**STATED GOAL**
Return the items as a JSON list of strings, one string per line with blank lines omitted, beginning with the first line of the items and continuing through the line that contains "facing-page-edge <box>1543 19 1652 2159</box>".

(Data listing)
● ● ● ●
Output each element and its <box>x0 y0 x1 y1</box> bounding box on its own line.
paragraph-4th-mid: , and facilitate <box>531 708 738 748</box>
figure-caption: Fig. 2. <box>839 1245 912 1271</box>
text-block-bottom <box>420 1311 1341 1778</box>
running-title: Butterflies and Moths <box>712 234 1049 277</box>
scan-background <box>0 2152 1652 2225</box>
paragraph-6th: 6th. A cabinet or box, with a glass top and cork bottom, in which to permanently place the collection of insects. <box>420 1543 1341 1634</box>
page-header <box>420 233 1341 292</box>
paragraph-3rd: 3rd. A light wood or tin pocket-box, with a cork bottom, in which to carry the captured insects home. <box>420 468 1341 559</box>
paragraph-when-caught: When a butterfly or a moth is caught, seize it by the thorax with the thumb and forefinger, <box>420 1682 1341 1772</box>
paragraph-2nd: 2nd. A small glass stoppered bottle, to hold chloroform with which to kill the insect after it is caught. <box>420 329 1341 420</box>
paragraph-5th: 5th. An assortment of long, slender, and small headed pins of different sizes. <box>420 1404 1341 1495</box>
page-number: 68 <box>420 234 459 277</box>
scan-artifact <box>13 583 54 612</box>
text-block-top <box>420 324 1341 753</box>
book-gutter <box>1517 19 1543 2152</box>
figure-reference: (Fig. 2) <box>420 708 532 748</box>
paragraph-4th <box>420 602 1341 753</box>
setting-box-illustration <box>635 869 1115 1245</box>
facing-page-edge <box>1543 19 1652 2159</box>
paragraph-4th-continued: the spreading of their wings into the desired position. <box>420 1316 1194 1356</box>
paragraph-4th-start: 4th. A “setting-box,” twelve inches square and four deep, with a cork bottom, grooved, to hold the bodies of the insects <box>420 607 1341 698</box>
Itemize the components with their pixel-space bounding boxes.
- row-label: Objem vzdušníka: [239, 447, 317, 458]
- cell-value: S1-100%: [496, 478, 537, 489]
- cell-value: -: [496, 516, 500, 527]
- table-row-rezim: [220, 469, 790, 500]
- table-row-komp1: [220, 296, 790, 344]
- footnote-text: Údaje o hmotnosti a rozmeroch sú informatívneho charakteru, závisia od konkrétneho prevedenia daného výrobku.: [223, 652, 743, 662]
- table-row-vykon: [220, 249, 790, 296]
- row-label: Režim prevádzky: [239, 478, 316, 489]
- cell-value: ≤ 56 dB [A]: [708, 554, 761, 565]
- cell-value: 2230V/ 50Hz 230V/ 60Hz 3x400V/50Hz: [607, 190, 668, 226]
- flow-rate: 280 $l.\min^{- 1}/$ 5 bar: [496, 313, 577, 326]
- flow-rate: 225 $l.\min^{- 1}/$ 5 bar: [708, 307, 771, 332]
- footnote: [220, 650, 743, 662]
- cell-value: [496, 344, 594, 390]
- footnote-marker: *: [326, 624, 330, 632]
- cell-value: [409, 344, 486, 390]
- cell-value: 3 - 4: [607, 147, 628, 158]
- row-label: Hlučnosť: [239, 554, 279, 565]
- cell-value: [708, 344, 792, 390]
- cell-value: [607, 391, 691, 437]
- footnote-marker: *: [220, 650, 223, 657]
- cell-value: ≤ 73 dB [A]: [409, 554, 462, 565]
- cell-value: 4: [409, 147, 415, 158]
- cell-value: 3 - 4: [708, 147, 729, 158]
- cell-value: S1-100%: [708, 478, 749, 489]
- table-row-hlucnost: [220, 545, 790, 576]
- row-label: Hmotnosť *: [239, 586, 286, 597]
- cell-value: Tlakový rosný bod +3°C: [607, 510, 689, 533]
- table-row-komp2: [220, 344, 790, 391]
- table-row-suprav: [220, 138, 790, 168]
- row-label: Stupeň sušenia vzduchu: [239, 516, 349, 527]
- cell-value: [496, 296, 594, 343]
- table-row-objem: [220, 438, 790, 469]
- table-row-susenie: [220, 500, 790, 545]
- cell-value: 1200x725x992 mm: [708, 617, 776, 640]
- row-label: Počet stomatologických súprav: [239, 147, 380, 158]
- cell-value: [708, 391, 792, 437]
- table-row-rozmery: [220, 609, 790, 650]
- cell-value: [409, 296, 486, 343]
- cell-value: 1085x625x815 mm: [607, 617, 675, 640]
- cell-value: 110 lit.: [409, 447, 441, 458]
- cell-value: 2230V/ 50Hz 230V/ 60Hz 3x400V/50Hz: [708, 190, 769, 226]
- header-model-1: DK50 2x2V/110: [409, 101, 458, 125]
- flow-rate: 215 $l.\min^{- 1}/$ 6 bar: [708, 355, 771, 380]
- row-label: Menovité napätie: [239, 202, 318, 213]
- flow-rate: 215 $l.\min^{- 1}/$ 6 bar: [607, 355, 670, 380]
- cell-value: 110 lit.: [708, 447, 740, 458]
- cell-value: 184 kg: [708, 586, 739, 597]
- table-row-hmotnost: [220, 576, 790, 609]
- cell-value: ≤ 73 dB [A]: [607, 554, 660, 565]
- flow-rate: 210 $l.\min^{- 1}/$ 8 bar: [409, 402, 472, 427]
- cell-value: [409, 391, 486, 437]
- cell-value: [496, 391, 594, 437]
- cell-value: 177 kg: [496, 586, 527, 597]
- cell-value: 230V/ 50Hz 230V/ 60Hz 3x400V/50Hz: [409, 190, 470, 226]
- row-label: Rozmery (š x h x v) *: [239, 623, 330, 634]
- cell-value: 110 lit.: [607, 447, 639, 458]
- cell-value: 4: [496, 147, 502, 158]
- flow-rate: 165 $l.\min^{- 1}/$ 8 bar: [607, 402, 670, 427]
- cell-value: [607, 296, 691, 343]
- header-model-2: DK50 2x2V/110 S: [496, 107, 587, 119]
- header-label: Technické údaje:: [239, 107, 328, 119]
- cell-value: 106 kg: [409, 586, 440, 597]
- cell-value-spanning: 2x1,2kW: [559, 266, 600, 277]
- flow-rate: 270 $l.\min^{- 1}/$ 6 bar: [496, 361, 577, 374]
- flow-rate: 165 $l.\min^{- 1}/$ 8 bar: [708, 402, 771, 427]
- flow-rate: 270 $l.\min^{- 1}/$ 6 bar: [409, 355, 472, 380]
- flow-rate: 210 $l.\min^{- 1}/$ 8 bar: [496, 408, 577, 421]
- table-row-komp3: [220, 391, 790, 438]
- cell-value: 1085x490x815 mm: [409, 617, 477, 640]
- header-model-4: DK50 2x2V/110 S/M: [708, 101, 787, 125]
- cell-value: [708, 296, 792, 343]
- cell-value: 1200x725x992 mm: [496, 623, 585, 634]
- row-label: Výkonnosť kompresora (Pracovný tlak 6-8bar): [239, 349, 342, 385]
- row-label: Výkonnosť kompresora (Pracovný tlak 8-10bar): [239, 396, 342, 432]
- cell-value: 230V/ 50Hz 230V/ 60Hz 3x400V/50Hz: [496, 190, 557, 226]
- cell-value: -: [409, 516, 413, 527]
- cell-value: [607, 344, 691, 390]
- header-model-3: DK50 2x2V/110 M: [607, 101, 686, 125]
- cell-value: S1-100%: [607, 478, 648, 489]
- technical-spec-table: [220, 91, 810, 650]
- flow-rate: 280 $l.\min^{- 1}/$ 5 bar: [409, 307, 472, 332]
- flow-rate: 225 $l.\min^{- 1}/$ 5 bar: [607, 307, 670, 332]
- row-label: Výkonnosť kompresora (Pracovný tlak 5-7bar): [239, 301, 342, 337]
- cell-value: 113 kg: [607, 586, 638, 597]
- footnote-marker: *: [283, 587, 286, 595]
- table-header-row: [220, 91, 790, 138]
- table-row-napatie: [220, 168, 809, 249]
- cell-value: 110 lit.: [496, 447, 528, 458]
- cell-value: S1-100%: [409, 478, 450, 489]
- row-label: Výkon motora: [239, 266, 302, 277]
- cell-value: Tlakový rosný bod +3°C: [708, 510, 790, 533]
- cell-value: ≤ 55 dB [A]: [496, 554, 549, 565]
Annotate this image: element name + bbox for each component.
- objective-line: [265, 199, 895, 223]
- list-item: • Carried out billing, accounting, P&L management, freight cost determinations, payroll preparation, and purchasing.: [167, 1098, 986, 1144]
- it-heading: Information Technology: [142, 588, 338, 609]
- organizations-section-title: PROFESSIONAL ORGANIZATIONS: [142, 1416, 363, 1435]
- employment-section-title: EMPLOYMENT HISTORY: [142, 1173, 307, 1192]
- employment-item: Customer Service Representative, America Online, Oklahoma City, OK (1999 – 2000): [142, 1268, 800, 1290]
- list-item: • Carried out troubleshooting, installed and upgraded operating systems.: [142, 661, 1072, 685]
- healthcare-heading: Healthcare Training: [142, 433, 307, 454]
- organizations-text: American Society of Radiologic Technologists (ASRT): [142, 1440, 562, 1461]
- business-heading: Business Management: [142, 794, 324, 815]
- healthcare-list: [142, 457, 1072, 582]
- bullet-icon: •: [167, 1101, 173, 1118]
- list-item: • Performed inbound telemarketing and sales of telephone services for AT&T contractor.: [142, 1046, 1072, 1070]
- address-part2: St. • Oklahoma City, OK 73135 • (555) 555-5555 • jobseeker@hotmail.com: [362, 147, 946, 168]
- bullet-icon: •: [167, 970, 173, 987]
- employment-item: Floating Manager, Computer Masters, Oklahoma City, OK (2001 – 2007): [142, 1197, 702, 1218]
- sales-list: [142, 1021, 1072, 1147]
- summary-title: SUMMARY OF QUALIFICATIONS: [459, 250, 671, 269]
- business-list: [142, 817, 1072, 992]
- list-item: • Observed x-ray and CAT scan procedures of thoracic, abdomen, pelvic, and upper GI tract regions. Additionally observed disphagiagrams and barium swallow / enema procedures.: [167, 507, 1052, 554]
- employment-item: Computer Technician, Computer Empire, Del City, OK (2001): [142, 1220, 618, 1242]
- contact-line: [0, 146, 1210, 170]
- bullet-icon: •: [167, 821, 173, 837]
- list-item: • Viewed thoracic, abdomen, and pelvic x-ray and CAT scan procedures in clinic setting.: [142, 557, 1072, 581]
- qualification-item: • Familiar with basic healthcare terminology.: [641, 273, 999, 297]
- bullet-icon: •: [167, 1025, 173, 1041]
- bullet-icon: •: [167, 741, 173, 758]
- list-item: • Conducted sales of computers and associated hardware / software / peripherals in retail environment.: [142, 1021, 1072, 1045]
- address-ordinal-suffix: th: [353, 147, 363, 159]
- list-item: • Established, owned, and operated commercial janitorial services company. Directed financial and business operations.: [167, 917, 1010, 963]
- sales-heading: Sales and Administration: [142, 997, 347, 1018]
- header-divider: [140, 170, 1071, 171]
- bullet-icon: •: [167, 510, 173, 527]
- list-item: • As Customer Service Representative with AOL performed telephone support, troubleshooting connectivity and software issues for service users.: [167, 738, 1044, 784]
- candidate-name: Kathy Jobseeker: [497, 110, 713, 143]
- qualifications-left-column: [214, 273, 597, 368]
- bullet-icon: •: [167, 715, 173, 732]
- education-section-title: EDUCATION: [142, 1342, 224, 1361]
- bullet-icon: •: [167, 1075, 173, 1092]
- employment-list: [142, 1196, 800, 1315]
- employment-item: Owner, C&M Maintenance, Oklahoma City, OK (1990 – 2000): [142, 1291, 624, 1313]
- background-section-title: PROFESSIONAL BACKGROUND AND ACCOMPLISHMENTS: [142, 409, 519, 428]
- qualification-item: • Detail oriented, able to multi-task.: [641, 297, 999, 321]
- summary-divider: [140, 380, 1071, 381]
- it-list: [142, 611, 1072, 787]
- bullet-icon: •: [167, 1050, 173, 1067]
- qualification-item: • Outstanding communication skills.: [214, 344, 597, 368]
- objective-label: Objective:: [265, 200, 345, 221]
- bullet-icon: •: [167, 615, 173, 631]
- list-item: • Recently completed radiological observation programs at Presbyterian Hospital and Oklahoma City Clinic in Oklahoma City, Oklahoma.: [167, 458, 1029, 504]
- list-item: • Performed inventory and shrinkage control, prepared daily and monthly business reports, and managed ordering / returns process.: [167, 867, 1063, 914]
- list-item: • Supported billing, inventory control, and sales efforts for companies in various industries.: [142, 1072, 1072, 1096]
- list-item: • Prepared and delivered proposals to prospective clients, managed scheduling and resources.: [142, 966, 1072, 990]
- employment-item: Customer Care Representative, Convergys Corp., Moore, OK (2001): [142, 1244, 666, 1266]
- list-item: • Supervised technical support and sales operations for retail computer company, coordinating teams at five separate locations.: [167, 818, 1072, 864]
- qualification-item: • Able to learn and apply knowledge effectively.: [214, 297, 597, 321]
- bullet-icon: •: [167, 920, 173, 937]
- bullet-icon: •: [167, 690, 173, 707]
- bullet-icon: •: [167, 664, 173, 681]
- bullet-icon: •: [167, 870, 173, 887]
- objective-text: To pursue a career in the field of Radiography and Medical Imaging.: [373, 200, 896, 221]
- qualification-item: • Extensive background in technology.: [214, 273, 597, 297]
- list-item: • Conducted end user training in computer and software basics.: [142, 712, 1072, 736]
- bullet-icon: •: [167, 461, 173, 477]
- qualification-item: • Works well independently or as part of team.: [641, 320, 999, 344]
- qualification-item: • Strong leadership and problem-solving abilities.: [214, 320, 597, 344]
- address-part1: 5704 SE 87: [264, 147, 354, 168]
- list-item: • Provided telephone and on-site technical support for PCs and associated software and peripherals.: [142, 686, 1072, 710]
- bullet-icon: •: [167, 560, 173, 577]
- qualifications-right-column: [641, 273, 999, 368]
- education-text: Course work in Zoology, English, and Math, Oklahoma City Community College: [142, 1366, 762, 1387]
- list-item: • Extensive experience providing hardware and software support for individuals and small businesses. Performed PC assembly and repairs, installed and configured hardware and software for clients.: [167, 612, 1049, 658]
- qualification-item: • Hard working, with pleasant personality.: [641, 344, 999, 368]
● ● ● ●
**COMPLETED EXERCISE**
[
  "Output each element and its <box>x0 y0 x1 y1</box> bounding box on its own line.",
  "paragraph-4th-mid: , and facilitate <box>531 708 738 748</box>",
  "figure-caption: Fig. 2. <box>839 1245 912 1271</box>",
  "text-block-bottom <box>420 1311 1341 1778</box>",
  "running-title: Butterflies and Moths <box>712 234 1049 277</box>",
  "scan-background <box>0 2152 1652 2225</box>",
  "paragraph-6th: 6th. A cabinet or box, with a glass top and cork bottom, in which to permanently place the collection of insects. <box>420 1543 1341 1634</box>",
  "page-header <box>420 233 1341 292</box>",
  "paragraph-3rd: 3rd. A light wood or tin pocket-box, with a cork bottom, in which to carry the captured insects home. <box>420 468 1341 559</box>",
  "paragraph-when-caught: When a butterfly or a moth is caught, seize it by the thorax with the thumb and forefinger, <box>420 1682 1341 1772</box>",
  "paragraph-2nd: 2nd. A small glass stoppered bottle, to hold chloroform with which to kill the insect after it is caught. <box>420 329 1341 420</box>",
  "paragraph-5th: 5th. An assortment of long, slender, and small headed pins of different sizes. <box>420 1404 1341 1495</box>",
  "page-number: 68 <box>420 234 459 277</box>",
  "scan-artifact <box>13 583 54 612</box>",
  "text-block-top <box>420 324 1341 753</box>",
  "book-gutter <box>1517 19 1543 2152</box>",
  "figure-reference: (Fig. 2) <box>420 708 532 748</box>",
  "paragraph-4th <box>420 602 1341 753</box>",
  "setting-box-illustration <box>635 869 1115 1245</box>",
  "facing-page-edge <box>1543 19 1652 2159</box>"
]